_Verilen görev 1_. Blog yazısına göre gramofon neden yalnızca kulağa hitap eden bir müzik aletinden daha öte bir güzellik sayılıyor? Bir ile üç cümle arasında açıklayın.
_Verilen görev 2_. Blog yazısından "Seni bana beni" sözlerinden başlayıp "kadar nostalji kokar." sözleri de dahil olmak üzere oraya kadar olan kısmı harfi harfine yineleyin.

_Belge metni_.
• • •
Mlliyet Milliyet Blog Milliyet Blog
 
Facebook Connect
Blog Kategorileri
 

16 Ocak '12

 
Kategori
Müzik
 

Seslerin renkleri.

Seslerin renkleri.
 

Muhittin Bey ve eşi Selma Hanım, güzel bir günün ardından, güneşin saklanmaya yüz tuttuğu akşam saatlerinde, hafiften esen melteme aldırmadan, bir yandan yalılarının bütün boğazı ayaklarının altına serdiği balkonlarından boğazı seyrederken, fondaki gramofondan gelen içli sesi dinleyerek, porselen fincanlarından akşam çaylarını yudumlarlar. Sade siyah elbisesinin üzerine uçuk mavi kaşmir bir şal almıştır Selma Hanım, Muhittin Bey ise rahat bir pantolon ve gömleğinin üzerine röpteşambırını geçirmiş, fuları da boynundadır herzamanki gibi. Akşam seferini yapmaktadır şehir hatları vapuru, yatlarla kotralar ise bütün endamlarıyla, albenisiyle süzüle süzüle, inci gibi dizlerek sahili süslemekle meşgullerdir.

Bahçeyi süsleyen hanımeli ve yaseminler, güzellikleriyle baş döndüren kokularını sanki bütün İstanbul'a yayma gayreti içerisindeyken, o anın büyülü güzelliğine tanık olmak isteyen akşam sefaları da sanki daha da kaldırmışlardı başlarını yukarıya. Hem görmek, hem de işitmek için bütün herşeyi....

Onlar, insanın ruhunu okşayan manzarayı seyredalarken, diğer yandan da sessiz, sakin ve huzurla kulak verirler gramofondan gelen o sese...

Zeki Müren, yanık ve içli sesiyle ve bir o kadar da derinden;

Beni canımdan ayırdı ahhhh, gönlümü yıktı temelden,

Seni sevmek de suçmuş ki, bilmedim yandım ezelden...

Seni bana beni sana kavuştursun yarab tezelden,

Seni sevmek de suçnuş ki, bilmedim yandım ezelden...

demektedir.

Ama gel gelelim ki durum bugün böyle değildir.

Ne yalı vardır ortalıkta ne de gramofon, sadece olmasını hayal ettiğim bir manzaradır bu, olsa güzel olurdu tabi ki, muhteşem bir yalı, içerisinde Muhittin Bey'in yerine eşim, Selma Hanım'da ben:))

Bir müzik aleti kulağa hitap edebilir, gramofon bundan daha da öte bir güzellik. Başka duyuları da okşayıp başka duyguları da kabartır onlar. Sesleri, bir çiçeği andıran estetik görüntüleri yanında nostaljik kokuları vardır gramofonların. Bir gramofonda çalan taş plaktaki sesler de en az kendisi kadar nostalji kokar.
• • •
_Satırlar_.
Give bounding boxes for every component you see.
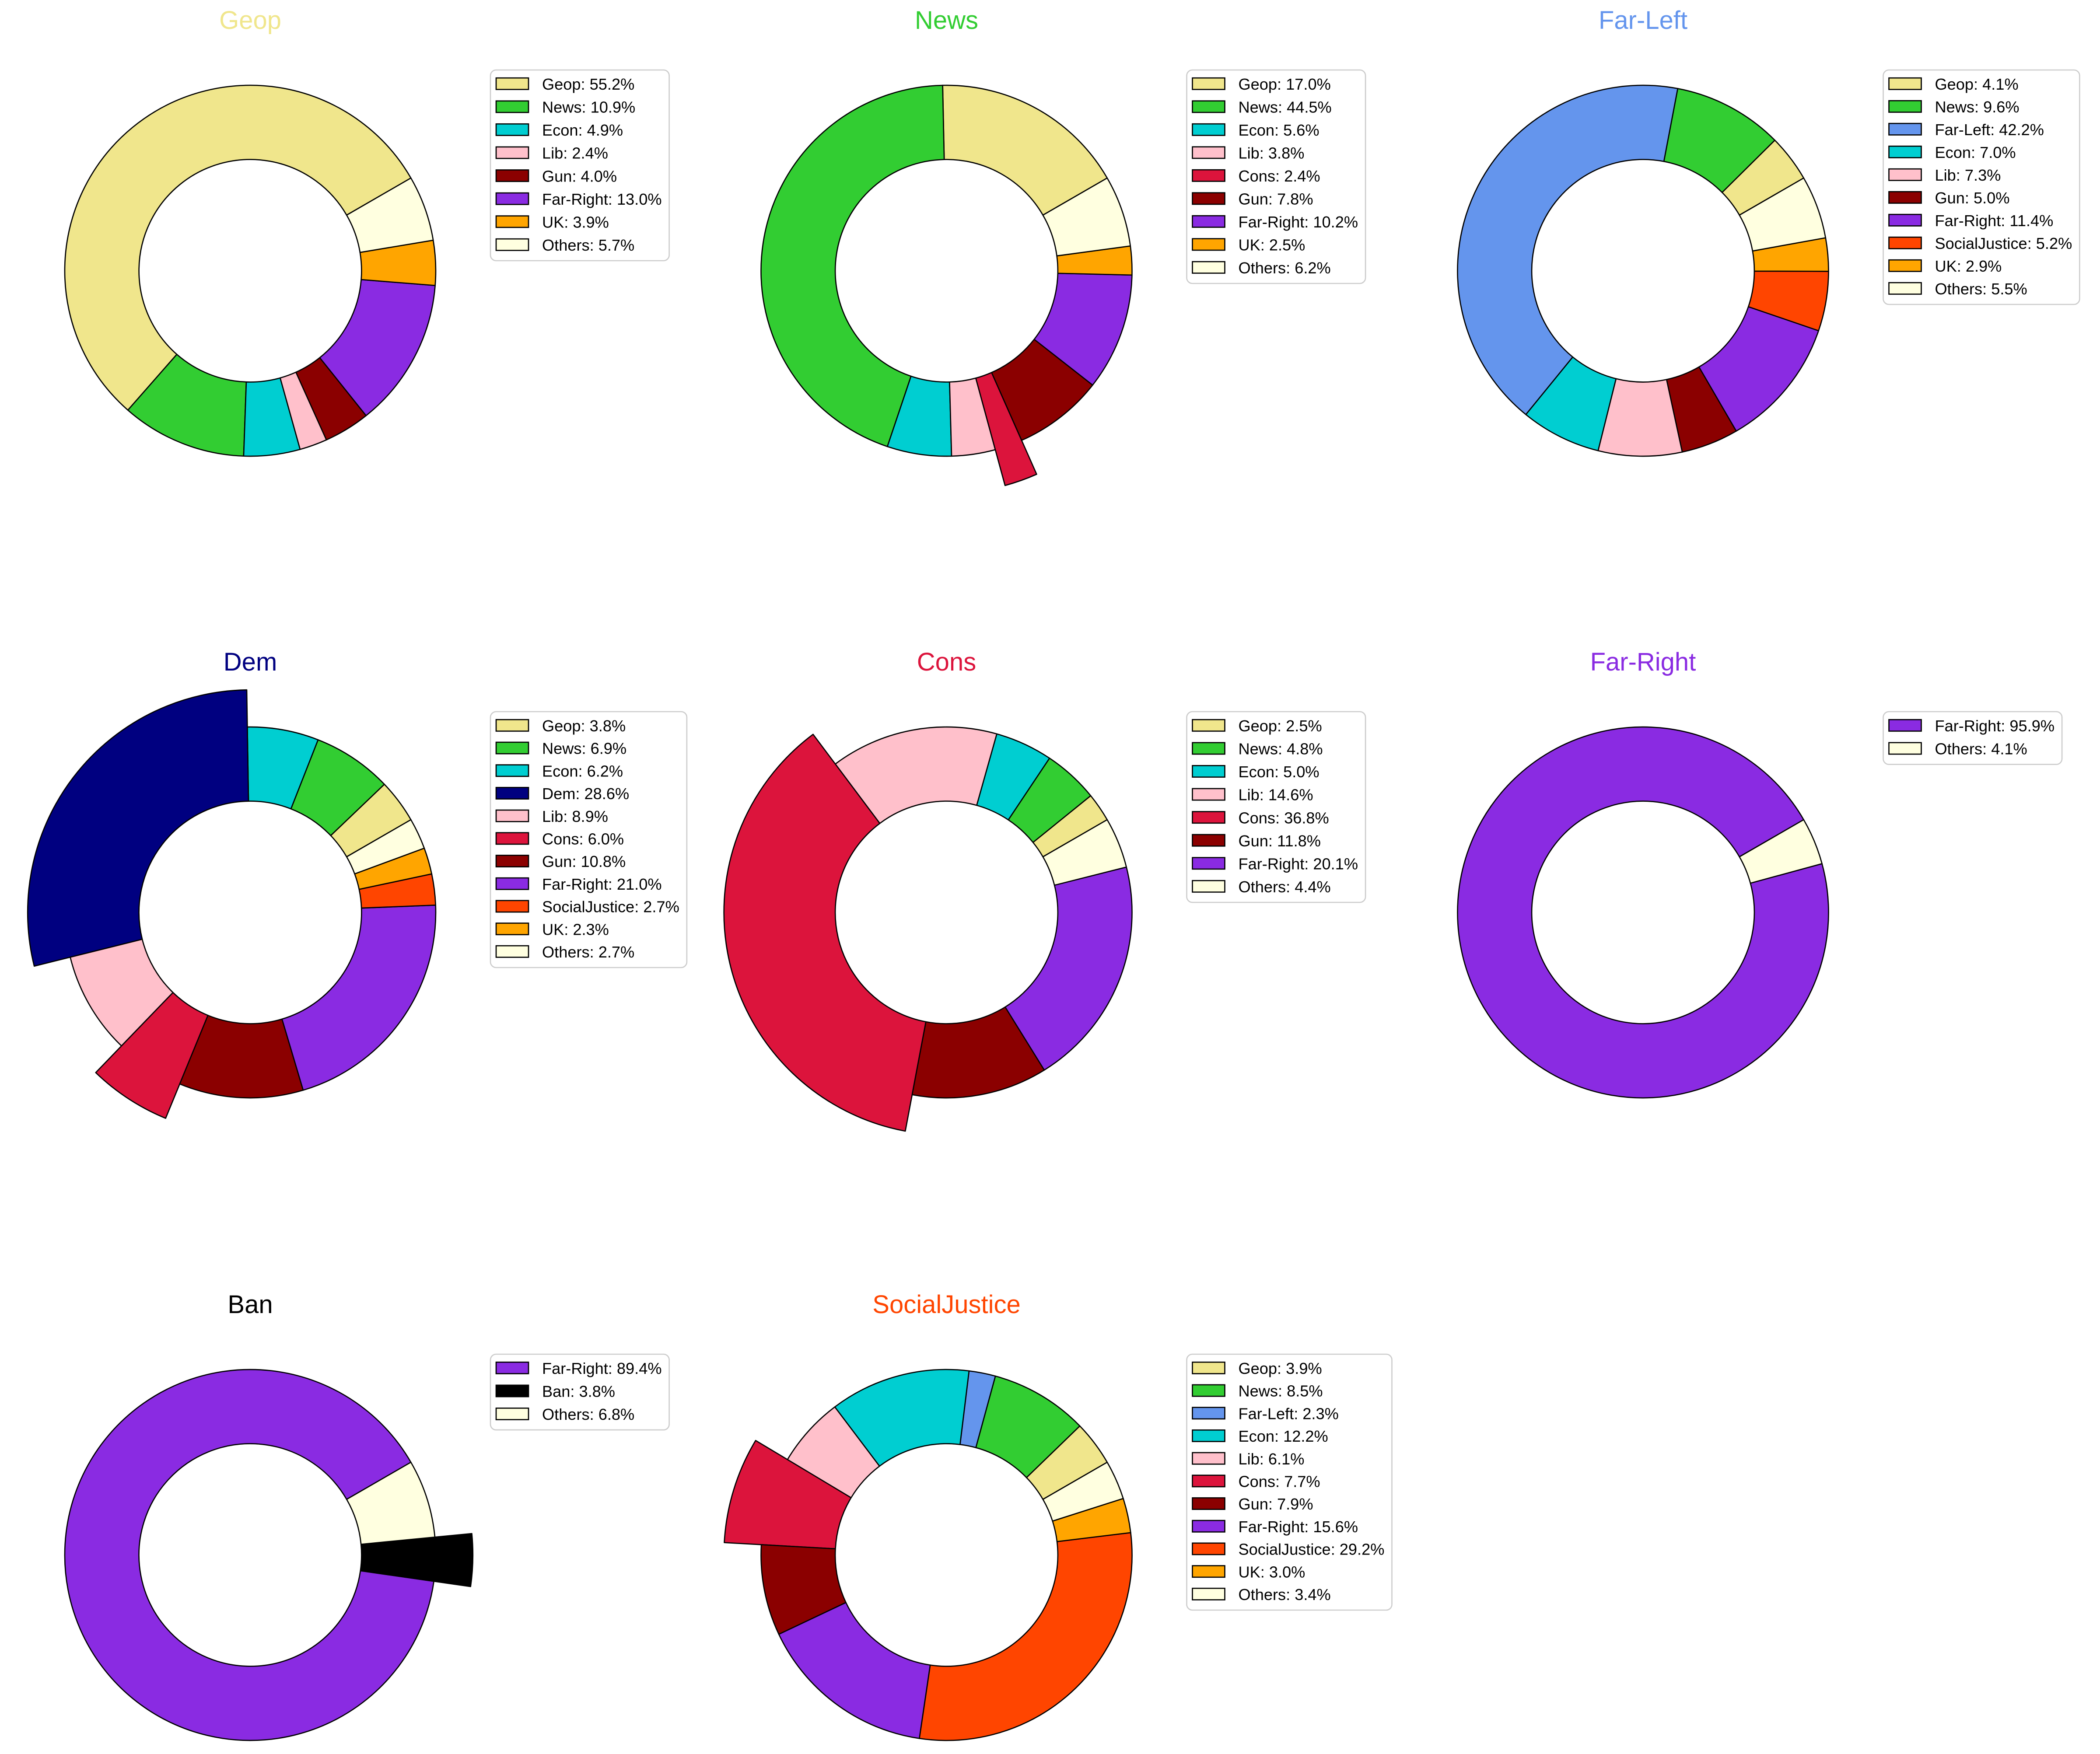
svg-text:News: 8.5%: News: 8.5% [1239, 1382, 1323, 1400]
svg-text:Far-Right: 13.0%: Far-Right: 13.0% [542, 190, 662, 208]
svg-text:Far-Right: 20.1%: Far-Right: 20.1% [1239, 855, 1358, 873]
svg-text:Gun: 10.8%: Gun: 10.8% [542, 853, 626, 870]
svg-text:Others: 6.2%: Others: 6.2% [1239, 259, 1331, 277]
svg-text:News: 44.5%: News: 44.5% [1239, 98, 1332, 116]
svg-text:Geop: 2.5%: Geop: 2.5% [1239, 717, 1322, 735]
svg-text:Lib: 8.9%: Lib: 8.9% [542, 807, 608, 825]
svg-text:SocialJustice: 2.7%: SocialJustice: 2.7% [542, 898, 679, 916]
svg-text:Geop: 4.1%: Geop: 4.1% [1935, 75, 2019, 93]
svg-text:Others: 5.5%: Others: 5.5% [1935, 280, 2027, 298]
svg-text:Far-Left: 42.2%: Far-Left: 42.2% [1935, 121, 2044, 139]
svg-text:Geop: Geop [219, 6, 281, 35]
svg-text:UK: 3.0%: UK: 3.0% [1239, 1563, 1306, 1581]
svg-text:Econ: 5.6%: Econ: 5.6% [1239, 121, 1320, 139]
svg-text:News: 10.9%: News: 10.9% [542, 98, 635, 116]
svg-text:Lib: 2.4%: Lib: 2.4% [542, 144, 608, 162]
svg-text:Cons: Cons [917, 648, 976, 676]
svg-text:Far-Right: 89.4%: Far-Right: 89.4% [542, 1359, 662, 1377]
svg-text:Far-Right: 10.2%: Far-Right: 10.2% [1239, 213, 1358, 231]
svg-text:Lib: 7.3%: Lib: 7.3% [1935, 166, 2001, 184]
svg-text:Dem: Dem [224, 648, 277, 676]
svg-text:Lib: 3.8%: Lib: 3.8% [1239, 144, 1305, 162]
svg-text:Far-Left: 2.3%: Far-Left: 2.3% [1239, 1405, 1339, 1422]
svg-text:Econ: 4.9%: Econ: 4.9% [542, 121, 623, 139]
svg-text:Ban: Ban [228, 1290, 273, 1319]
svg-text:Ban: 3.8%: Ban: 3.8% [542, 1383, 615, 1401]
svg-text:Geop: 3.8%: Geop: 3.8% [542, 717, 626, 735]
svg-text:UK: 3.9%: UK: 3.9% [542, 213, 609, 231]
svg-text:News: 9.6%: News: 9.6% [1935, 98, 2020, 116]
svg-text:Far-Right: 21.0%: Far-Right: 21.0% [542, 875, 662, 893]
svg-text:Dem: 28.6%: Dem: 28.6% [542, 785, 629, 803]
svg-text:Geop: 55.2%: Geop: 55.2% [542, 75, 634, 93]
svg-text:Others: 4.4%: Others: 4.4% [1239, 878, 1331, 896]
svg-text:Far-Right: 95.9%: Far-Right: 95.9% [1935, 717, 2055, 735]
• • •
_Tam çıktı 1_. Bir müzik aleti kulağa hitap ederken gramofon başka duyuları da okşar ve başka duyguları da kabartır. Seslerinin yanı sıra bir çiçeği andıran estetik görüntüleri ve nostaljik kokuları vardır.

_Tam çıktı 2_.
Seni bana beni sana kavuştursun yarab tezelden,

Seni sevmek de suçnuş ki, bilmedim yandım ezelden...

demektedir.

Ama gel gelelim ki durum bugün böyle değildir.

Ne yalı vardır ortalıkta ne de gramofon, sadece olmasını hayal ettiğim bir manzaradır bu, olsa güzel olurdu tabi ki, muhteşem bir yalı, içerisinde Muhittin Bey'in yerine eşim, Selma Hanım'da ben:))

Bir müzik aleti kulağa hitap edebilir, gramofon bundan daha da öte bir güzellik. Başka duyuları da okşayıp başka duyguları da kabartır onlar. Sesleri, bir çiçeği andıran estetik görüntüleri yanında nostaljik kokuları vardır gramofonların. Bir gramofonda çalan taş plaktaki sesler de en az kendisi kadar nostalji kokar.